=== JOB ===
Transcribe each record exactly. Include every one.

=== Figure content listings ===
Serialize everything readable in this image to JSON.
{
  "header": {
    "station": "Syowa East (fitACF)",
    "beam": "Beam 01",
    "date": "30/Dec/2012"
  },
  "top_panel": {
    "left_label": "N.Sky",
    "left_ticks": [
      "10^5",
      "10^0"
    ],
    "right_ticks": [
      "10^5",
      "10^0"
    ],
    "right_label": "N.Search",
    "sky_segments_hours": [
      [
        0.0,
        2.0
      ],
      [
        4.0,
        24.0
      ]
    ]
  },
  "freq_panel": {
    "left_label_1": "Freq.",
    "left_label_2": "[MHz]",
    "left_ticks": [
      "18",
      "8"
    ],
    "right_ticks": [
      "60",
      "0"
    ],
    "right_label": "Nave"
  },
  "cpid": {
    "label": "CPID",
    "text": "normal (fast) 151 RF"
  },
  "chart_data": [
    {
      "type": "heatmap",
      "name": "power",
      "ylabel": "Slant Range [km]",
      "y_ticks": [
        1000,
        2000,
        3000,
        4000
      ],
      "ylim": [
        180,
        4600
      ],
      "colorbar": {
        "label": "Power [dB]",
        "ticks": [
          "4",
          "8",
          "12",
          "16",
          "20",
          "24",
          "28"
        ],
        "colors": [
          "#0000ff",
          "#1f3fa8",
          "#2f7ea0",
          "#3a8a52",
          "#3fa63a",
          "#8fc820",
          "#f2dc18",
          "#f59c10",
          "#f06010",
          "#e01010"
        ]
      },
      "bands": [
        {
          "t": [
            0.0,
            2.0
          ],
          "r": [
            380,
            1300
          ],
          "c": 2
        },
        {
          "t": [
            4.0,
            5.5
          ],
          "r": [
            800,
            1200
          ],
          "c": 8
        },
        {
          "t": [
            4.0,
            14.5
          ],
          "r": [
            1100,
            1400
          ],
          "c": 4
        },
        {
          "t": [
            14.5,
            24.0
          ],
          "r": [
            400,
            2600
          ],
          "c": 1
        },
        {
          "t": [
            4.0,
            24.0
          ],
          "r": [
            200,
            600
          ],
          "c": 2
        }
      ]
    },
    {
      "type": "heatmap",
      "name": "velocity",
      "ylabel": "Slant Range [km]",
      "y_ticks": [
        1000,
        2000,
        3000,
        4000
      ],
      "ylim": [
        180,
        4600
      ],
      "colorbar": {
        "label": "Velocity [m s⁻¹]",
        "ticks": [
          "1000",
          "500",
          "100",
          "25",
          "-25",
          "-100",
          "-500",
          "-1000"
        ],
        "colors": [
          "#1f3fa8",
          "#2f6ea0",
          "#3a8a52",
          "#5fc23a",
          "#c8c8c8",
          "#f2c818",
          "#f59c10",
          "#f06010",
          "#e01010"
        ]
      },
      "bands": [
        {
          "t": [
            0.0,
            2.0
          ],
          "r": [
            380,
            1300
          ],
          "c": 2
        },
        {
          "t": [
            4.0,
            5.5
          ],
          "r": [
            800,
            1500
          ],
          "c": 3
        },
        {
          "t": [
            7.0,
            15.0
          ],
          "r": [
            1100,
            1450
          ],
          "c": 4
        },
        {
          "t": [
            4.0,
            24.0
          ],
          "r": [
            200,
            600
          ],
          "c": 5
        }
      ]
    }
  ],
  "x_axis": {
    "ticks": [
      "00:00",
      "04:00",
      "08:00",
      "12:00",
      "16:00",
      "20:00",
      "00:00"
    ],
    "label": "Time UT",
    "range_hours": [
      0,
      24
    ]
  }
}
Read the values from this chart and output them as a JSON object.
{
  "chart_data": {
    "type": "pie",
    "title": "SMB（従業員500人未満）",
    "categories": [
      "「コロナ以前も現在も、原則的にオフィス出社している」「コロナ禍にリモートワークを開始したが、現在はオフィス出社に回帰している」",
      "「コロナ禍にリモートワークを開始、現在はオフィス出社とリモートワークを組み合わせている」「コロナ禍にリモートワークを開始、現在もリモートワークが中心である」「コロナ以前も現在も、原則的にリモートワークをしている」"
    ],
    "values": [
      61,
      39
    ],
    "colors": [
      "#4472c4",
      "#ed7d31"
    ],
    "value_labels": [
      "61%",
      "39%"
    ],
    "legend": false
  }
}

=== COMPLETE RESPONSE ===
Serialize everything readable in this image to JSON.
{
  "header": {
    "station": "Syowa East (fitACF)",
    "beam": "Beam 01",
    "date": "30/Dec/2012"
  },
  "top_panel": {
    "left_label": "N.Sky",
    "left_ticks": [
      "10^5",
      "10^0"
    ],
    "right_ticks": [
      "10^5",
      "10^0"
    ],
    "right_label": "N.Search",
    "sky_segments_hours": [
      [
        0.0,
        2.0
      ],
      [
        4.0,
        24.0
      ]
    ]
  },
  "freq_panel": {
    "left_label_1": "Freq.",
    "left_label_2": "[MHz]",
    "left_ticks": [
      "18",
      "8"
    ],
    "right_ticks": [
      "60",
      "0"
    ],
    "right_label": "Nave"
  },
  "cpid": {
    "label": "CPID",
    "text": "normal (fast) 151 RF"
  },
  "chart_data": [
    {
      "type": "heatmap",
      "name": "power",
      "ylabel": "Slant Range [km]",
      "y_ticks": [
        1000,
        2000,
        3000,
        4000
      ],
      "ylim": [
        180,
        4600
      ],
      "colorbar": {
        "label": "Power [dB]",
        "ticks": [
          "4",
          "8",
          "12",
          "16",
          "20",
          "24",
          "28"
        ],
        "colors": [
          "#0000ff",
          "#1f3fa8",
          "#2f7ea0",
          "#3a8a52",
          "#3fa63a",
          "#8fc820",
          "#f2dc18",
          "#f59c10",
          "#f06010",
          "#e01010"
        ]
      },
      "bands": [
        {
          "t": [
            0.0,
            2.0
          ],
          "r": [
            380,
            1300
          ],
          "c": 2
        },
        {
          "t": [
            4.0,
            5.5
          ],
          "r": [
            800,
            1200
          ],
          "c": 8
        },
        {
          "t": [
            4.0,
            14.5
          ],
          "r": [
            1100,
            1400
          ],
          "c": 4
        },
        {
          "t": [
            14.5,
            24.0
          ],
          "r": [
            400,
            2600
          ],
          "c": 1
        },
        {
          "t": [
            4.0,
            24.0
          ],
          "r": [
            200,
            600
          ],
          "c": 2
        }
      ]
    },
    {
      "type": "heatmap",
      "name": "velocity",
      "ylabel": "Slant Range [km]",
      "y_ticks": [
        1000,
        2000,
        3000,
        4000
      ],
      "ylim": [
        180,
        4600
      ],
      "colorbar": {
        "label": "Velocity [m s⁻¹]",
        "ticks": [
          "1000",
          "500",
          "100",
          "25",
          "-25",
          "-100",
          "-500",
          "-1000"
        ],
        "colors": [
          "#1f3fa8",
          "#2f6ea0",
          "#3a8a52",
          "#5fc23a",
          "#c8c8c8",
          "#f2c818",
          "#f59c10",
          "#f06010",
          "#e01010"
        ]
      },
      "bands": [
        {
          "t": [
            0.0,
            2.0
          ],
          "r": [
            380,
            1300
          ],
          "c": 2
        },
        {
          "t": [
            4.0,
            5.5
          ],
          "r": [
            800,
            1500
          ],
          "c": 3
        },
        {
          "t": [
            7.0,
            15.0
          ],
          "r": [
            1100,
            1450
          ],
          "c": 4
        },
        {
          "t": [
            4.0,
            24.0
          ],
          "r": [
            200,
            600
          ],
          "c": 5
        }
      ]
    }
  ],
  "x_axis": {
    "ticks": [
      "00:00",
      "04:00",
      "08:00",
      "12:00",
      "16:00",
      "20:00",
      "00:00"
    ],
    "label": "Time UT",
    "range_hours": [
      0,
      24
    ]
  }
}
Read the values from this chart and output them as a JSON object.
{
  "chart_data": {
    "type": "pie",
    "title": "SMB（従業員500人未満）",
    "categories": [
      "「コロナ以前も現在も、原則的にオフィス出社している」「コロナ禍にリモートワークを開始したが、現在はオフィス出社に回帰している」",
      "「コロナ禍にリモートワークを開始、現在はオフィス出社とリモートワークを組み合わせている」「コロナ禍にリモートワークを開始、現在もリモートワークが中心である」「コロナ以前も現在も、原則的にリモートワークをしている」"
    ],
    "values": [
      61,
      39
    ],
    "colors": [
      "#4472c4",
      "#ed7d31"
    ],
    "value_labels": [
      "61%",
      "39%"
    ],
    "legend": false
  }
}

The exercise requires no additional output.